» **Work to complete**
Pick out every line of the entries below where "진행되고" occurs, and copy those lines.

» **Supplied data**
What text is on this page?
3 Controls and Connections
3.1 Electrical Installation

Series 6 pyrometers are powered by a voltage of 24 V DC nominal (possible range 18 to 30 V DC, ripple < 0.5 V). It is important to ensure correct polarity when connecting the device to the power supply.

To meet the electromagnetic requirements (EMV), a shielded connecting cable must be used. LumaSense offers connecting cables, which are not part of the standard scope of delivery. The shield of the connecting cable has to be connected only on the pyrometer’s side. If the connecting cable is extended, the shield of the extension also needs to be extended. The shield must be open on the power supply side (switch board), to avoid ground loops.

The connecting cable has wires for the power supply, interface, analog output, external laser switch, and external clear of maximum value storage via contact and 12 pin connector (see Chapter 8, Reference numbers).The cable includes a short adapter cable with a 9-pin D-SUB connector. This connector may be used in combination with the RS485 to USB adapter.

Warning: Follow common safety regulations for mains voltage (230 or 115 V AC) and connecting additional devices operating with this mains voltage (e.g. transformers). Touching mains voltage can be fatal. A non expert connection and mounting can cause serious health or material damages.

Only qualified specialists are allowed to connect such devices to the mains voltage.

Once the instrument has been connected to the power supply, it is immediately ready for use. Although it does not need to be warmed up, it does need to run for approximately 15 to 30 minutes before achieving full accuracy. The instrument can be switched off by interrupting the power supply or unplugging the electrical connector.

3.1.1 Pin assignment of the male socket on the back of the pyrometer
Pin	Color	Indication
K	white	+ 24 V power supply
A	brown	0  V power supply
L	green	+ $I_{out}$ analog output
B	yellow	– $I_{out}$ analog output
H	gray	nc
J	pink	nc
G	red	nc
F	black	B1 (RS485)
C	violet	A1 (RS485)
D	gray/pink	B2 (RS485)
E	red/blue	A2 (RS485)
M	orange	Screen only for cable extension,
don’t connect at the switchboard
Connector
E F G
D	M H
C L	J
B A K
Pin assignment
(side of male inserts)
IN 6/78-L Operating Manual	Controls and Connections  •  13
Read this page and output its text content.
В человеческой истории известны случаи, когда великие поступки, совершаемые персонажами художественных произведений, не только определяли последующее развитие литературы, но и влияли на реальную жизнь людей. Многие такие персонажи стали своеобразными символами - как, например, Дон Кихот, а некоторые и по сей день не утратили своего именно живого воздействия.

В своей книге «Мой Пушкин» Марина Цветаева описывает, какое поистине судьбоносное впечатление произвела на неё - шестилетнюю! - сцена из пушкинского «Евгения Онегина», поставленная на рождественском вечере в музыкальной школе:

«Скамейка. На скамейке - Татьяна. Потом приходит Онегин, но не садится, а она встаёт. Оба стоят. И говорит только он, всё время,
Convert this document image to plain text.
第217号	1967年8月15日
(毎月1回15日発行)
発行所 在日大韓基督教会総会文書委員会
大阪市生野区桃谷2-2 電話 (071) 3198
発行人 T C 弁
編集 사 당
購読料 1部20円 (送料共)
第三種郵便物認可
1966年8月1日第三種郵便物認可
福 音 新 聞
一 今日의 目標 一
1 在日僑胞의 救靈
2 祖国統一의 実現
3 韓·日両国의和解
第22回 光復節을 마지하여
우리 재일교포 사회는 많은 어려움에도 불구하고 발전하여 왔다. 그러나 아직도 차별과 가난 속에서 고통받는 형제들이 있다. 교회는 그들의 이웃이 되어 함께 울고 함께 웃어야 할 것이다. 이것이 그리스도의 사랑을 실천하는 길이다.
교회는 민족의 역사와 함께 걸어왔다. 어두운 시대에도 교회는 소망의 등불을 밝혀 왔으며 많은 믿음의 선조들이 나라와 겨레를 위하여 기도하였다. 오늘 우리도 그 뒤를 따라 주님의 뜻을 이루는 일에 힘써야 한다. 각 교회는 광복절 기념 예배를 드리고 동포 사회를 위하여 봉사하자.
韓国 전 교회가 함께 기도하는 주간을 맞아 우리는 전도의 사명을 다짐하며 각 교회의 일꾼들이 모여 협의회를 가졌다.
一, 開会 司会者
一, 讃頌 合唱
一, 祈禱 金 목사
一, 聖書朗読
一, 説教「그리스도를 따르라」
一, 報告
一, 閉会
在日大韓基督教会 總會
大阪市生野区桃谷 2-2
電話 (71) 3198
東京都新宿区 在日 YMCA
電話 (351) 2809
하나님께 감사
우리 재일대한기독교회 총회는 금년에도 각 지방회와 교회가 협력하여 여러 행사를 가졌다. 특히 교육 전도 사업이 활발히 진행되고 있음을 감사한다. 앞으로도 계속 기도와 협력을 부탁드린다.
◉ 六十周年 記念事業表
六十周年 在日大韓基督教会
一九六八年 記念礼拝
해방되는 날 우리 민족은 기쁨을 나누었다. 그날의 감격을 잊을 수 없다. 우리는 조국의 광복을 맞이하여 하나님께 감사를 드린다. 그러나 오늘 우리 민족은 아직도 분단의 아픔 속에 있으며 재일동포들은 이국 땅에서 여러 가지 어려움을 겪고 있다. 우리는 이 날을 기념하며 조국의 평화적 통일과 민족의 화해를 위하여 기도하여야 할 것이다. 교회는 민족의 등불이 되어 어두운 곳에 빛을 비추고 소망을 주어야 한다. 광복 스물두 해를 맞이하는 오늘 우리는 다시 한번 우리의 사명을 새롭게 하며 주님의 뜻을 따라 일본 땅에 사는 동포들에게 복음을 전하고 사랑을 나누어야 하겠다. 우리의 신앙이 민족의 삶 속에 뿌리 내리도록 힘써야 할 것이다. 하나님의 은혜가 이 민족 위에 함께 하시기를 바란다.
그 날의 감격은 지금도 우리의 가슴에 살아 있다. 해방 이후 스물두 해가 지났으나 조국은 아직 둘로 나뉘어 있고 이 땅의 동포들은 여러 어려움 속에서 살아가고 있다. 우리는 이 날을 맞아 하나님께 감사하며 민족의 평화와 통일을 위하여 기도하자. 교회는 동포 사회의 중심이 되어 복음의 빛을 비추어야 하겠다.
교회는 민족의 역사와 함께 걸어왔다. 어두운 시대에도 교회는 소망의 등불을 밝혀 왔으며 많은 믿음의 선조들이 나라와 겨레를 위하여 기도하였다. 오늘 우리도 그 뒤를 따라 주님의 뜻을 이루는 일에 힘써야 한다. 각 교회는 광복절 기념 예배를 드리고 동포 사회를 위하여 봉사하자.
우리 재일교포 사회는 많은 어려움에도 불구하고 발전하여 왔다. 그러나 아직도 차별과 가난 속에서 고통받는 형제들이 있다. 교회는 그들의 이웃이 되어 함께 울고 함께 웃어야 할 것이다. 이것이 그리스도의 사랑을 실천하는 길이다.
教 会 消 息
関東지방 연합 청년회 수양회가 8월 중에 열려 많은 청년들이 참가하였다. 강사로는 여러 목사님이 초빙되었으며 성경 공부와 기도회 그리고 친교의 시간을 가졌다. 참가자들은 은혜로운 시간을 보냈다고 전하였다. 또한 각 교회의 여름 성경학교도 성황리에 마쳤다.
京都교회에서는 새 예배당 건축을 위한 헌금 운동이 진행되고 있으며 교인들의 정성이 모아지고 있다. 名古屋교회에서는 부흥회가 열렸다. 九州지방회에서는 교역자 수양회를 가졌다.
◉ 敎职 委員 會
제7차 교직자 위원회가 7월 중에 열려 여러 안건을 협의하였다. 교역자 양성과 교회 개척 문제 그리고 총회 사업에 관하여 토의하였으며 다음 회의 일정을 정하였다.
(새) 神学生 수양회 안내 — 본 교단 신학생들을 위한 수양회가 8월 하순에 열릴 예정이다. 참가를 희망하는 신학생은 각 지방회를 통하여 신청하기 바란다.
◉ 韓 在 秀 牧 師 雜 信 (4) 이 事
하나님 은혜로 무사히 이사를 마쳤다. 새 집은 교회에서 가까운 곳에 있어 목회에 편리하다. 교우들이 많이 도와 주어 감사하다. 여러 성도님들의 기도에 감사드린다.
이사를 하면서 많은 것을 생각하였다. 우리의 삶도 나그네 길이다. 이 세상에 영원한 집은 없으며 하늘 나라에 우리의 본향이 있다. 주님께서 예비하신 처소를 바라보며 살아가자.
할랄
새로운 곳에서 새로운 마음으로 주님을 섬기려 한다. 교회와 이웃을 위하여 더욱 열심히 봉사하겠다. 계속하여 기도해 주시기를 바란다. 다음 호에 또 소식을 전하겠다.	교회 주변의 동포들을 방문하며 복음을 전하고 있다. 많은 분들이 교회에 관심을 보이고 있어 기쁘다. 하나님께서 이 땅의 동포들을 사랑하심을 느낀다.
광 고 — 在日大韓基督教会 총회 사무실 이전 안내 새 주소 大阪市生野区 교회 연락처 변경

» **Correct output**
우리 재일대한기독교회 총회는 금년에도 각 지방회와 교회가 협력하여 여러 행사를 가졌다. 특히 교육 전도 사업이 활발히 진행되고 있음을 감사한다. 앞으로도 계속 기도와 협력을 부탁드린다.
京都교회에서는 새 예배당 건축을 위한 헌금 운동이 진행되고 있으며 교인들의 정성이 모아지고 있다. 名古屋교회에서는 부흥회가 열렸다. 九州지방회에서는 교역자 수양회를 가졌다.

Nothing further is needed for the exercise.